__Consigne__
Pouvez-vous recopier à l'identique le passage de l'article sur les épaves roulantes qui va de « Après l'affaire des » à « remis en circulation. » ?

__Extrait du texte__
■ ■ ■
Dans Pratique / Sécurité

Stéphanie Fontaine , mis à jour

En 2015, ce sont quelque 5 000 véhicules soupçonnés d'être dangereux, après avoir été accidentés et mal réparés, qui avaient été rappelés pour être expertisés, ce qui avait donné lieu à l'ouverture d'un procès à Évry. En 2017, ce sont plus de 1 000 voitures qui se sont retrouvées dans la même situation, avec rebelote, un nouveau procès à Évry… Dans le premier cas, c'est une information judiciaire qui a finalement été ouverte. Depuis, plus de nouvelles… Dans le second cas, une nouvelle audience avait lieu ce mardi, mais sans qu'elle n'apporte les réponses escomptées. En attendant, les victimes prennent leur mal en patience, et le problème de fond est loin d'être réglé.

Dossiers des épaves roulantes : de vrais boulets pour la justice… et les victimes !

Après l'affaire des 5 000 voitures dangereuses, en 2015, au tour de l'affaire dites des 1 000 ! Il ne s'agit pas des mêmes protagonistes, mais le principe reste le même : des véhicules gravement endommagés (VGE) ou économiquement irréparables (VEI), à la suite d'accidents, et donc déclarés épaves, n'ont pas fini à la casse, mais ont été réparés, et surtout mal réparés, avec parfois des pièces volées, par des garagistes véreux, et avec la complicité d'experts en automobile qui leur ont signé des certificats de conformité de complaisance, afin que les cartes grises soient débloquées et que ces véhicules puissent être remis en circulation.
■ ■ ■
__Données enregistrées__

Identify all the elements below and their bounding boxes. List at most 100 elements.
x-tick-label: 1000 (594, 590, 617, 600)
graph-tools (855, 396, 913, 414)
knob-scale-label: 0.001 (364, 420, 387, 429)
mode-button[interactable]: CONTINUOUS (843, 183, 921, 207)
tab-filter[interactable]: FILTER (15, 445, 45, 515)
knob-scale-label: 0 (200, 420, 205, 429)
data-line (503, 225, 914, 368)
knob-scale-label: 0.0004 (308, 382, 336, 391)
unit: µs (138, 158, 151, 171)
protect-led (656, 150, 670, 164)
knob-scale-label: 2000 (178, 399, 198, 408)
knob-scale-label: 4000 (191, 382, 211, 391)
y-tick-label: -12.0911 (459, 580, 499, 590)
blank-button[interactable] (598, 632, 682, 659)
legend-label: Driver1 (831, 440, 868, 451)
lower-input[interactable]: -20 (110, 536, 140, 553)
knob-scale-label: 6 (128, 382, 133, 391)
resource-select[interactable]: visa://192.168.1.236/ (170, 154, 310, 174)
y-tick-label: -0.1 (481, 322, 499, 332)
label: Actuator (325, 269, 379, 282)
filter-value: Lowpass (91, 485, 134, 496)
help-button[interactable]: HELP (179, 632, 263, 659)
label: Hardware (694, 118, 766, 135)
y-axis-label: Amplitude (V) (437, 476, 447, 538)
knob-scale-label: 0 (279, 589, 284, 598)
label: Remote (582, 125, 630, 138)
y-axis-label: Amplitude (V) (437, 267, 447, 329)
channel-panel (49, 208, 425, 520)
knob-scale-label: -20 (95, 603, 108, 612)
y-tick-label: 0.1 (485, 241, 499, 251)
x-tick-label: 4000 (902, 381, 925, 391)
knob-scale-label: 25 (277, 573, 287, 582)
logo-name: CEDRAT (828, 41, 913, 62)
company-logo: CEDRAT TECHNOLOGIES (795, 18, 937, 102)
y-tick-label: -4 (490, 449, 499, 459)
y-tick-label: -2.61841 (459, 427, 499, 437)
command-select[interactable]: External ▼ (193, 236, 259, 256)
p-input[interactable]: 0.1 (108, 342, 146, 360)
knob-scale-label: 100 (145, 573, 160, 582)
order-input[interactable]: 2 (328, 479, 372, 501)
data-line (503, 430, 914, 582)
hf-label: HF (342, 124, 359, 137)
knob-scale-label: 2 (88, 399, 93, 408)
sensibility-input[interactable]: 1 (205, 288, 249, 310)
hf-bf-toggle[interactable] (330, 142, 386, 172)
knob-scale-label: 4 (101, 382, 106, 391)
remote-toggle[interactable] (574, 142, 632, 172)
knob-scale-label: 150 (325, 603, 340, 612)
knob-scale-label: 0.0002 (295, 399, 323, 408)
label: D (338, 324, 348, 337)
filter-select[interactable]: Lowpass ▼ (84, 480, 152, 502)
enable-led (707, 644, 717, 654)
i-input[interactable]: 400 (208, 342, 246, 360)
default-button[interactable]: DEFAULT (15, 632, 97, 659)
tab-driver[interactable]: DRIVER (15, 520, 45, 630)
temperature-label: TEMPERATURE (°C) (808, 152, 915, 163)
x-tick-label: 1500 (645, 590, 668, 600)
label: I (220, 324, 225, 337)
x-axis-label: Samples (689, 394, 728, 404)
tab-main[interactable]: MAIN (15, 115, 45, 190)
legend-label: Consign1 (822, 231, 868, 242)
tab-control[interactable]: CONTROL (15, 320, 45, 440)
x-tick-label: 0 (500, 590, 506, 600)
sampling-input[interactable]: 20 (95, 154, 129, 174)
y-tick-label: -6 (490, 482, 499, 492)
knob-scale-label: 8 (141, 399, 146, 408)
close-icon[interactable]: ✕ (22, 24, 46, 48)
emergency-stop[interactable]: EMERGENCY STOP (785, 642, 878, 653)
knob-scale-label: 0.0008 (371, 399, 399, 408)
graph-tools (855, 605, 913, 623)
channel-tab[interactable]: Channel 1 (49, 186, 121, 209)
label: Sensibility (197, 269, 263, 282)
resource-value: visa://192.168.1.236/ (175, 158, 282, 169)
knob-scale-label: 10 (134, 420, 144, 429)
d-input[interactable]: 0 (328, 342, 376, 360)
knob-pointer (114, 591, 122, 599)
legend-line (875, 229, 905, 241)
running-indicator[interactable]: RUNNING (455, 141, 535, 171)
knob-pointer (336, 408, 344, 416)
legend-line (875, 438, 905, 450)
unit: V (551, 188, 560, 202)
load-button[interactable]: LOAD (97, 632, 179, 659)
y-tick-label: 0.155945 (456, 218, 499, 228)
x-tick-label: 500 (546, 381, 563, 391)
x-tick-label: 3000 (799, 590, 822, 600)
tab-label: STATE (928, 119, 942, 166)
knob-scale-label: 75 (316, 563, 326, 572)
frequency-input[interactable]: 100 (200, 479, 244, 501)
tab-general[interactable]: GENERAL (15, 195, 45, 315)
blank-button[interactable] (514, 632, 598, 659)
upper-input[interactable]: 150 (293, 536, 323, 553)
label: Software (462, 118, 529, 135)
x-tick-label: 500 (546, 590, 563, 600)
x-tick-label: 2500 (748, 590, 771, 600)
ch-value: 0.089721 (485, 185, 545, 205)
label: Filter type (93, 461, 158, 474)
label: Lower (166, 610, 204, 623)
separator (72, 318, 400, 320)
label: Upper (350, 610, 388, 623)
■ ■ ■
__Résultat__
Après l'affaire des 5 000 voitures dangereuses, en 2015, au tour de l'affaire dites des 1 000 ! Il ne s'agit pas des mêmes protagonistes, mais le principe reste le même : des véhicules gravement endommagés (VGE) ou économiquement irréparables (VEI), à la suite d'accidents, et donc déclarés épaves, n'ont pas fini à la casse, mais ont été réparés, et surtout mal réparés, avec parfois des pièces volées, par des garagistes véreux, et avec la complicité d'experts en automobile qui leur ont signé des certificats de conformité de complaisance, afin que les cartes grises soient débloquées et que ces véhicules puissent être remis en circulation.